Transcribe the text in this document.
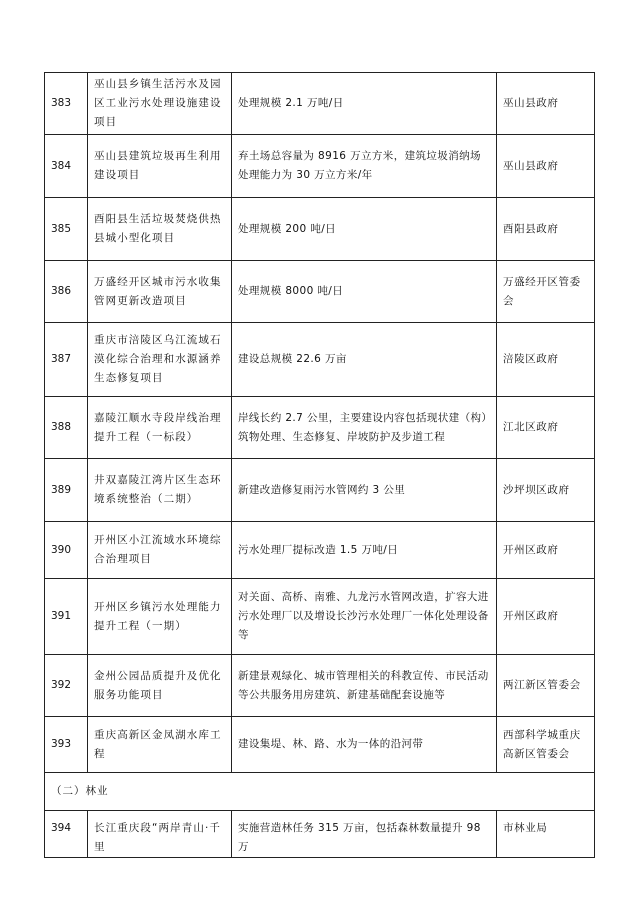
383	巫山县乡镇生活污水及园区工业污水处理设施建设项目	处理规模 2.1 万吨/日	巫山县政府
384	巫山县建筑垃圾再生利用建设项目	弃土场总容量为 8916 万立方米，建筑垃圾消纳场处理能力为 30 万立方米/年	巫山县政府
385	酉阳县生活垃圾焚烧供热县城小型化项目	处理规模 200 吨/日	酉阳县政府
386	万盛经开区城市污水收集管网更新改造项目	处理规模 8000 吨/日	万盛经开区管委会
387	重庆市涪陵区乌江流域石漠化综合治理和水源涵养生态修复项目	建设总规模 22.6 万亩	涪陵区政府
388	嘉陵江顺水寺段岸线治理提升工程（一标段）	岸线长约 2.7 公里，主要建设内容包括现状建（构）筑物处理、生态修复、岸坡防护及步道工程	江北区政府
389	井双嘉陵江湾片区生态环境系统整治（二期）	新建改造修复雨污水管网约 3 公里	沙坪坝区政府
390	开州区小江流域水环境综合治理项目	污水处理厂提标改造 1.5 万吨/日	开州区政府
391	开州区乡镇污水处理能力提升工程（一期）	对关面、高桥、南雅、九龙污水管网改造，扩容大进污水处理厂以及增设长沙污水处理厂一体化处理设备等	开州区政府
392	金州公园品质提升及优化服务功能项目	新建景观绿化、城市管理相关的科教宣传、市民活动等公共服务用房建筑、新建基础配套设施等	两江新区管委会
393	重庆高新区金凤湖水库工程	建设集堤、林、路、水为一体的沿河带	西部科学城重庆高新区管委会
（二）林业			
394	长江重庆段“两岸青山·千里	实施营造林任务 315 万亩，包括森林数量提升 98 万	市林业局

...

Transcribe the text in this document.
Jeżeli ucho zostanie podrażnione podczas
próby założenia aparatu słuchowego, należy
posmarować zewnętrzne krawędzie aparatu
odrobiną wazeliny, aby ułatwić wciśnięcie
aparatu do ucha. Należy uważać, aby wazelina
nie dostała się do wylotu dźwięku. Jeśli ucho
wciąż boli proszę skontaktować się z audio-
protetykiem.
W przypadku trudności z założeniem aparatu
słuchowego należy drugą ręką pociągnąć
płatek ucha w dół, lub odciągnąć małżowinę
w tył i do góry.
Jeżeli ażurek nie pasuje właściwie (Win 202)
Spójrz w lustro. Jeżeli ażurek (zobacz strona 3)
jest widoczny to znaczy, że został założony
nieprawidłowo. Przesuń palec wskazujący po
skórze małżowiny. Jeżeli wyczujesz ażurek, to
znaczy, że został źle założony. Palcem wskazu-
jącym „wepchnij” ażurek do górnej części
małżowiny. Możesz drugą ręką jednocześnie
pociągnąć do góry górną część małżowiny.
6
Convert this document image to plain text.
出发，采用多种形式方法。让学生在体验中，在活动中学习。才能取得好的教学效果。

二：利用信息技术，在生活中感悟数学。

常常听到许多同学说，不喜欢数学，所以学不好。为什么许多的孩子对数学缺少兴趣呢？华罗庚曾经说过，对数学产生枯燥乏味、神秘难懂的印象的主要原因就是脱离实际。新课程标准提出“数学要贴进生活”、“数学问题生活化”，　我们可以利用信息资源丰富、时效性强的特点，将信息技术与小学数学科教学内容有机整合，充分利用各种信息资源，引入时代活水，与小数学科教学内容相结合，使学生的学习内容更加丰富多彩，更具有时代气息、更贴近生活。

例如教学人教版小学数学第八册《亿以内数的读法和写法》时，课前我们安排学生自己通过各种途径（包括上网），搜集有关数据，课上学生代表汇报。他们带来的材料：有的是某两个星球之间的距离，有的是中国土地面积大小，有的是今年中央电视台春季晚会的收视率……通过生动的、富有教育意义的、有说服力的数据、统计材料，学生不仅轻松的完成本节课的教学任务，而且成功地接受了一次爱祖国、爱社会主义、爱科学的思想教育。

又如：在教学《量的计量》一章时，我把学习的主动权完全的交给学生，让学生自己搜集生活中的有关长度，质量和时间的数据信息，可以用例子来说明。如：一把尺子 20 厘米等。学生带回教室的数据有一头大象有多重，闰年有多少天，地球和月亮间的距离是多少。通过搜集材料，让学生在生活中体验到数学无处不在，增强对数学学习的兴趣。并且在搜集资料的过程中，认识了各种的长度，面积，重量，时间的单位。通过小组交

...

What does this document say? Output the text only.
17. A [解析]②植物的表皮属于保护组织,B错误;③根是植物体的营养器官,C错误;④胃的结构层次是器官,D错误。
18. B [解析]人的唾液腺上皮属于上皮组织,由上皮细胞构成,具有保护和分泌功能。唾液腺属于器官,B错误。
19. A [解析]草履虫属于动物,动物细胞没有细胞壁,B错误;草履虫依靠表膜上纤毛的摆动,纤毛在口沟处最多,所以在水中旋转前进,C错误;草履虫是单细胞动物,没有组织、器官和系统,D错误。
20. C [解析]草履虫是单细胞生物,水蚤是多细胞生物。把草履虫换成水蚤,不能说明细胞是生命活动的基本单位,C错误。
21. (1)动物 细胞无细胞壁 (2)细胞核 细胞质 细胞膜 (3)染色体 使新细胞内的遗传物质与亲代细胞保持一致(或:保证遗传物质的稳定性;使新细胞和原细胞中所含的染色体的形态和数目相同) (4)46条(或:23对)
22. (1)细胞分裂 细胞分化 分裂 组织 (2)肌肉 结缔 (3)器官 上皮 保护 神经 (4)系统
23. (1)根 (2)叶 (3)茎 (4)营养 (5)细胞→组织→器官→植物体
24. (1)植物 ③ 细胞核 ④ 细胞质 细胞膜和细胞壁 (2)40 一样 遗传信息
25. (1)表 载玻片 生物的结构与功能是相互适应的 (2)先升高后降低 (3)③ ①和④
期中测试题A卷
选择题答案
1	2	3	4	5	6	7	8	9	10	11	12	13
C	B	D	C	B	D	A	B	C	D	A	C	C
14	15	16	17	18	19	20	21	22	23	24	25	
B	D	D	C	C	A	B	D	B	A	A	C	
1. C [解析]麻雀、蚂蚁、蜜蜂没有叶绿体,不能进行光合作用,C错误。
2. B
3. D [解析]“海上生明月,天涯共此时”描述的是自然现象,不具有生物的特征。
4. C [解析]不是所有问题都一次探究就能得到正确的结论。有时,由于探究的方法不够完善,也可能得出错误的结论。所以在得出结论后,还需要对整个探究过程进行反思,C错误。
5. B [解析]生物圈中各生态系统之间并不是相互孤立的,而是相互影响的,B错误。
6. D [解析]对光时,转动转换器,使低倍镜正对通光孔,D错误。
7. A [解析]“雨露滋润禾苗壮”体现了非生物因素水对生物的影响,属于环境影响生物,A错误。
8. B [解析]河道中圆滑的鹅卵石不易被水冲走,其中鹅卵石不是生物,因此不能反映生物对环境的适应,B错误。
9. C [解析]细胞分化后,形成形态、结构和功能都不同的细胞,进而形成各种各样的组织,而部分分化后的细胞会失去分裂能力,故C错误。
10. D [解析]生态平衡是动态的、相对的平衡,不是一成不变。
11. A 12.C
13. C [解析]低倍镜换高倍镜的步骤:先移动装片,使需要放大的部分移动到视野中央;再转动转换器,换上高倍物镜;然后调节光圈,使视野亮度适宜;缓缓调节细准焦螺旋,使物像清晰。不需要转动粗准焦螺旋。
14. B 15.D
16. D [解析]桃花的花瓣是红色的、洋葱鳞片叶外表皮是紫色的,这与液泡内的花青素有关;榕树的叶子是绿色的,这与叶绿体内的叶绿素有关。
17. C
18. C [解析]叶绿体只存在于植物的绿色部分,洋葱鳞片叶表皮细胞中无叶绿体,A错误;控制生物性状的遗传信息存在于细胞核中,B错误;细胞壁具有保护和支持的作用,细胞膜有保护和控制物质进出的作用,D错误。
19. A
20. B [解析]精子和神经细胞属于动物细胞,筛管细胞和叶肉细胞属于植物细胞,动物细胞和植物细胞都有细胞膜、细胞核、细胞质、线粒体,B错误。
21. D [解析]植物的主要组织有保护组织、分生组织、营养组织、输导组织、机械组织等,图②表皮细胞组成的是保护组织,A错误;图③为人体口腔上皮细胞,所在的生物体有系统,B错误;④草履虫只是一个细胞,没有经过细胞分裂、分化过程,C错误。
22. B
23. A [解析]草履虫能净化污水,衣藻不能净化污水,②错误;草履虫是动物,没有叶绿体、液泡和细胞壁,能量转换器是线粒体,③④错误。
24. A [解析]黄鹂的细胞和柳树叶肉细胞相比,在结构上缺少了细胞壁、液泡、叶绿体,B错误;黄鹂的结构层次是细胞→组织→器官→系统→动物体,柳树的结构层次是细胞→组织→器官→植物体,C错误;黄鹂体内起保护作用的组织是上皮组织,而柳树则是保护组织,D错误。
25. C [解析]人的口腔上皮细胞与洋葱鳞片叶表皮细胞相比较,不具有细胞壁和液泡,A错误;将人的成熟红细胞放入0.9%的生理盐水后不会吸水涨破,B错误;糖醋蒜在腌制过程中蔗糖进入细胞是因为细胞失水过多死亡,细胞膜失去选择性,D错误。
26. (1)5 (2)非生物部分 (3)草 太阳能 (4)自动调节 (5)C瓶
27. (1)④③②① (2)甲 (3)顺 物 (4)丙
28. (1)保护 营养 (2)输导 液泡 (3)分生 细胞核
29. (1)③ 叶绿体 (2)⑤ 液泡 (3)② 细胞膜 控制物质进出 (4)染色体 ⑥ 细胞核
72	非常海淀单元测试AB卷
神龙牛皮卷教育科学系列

Prompt — Locate the string "słuchowego" in the listing above and copy every line where it occurs.

Correct response —
próby założenia aparatu słuchowego, należy
słuchowego należy drugą ręką pociągnąć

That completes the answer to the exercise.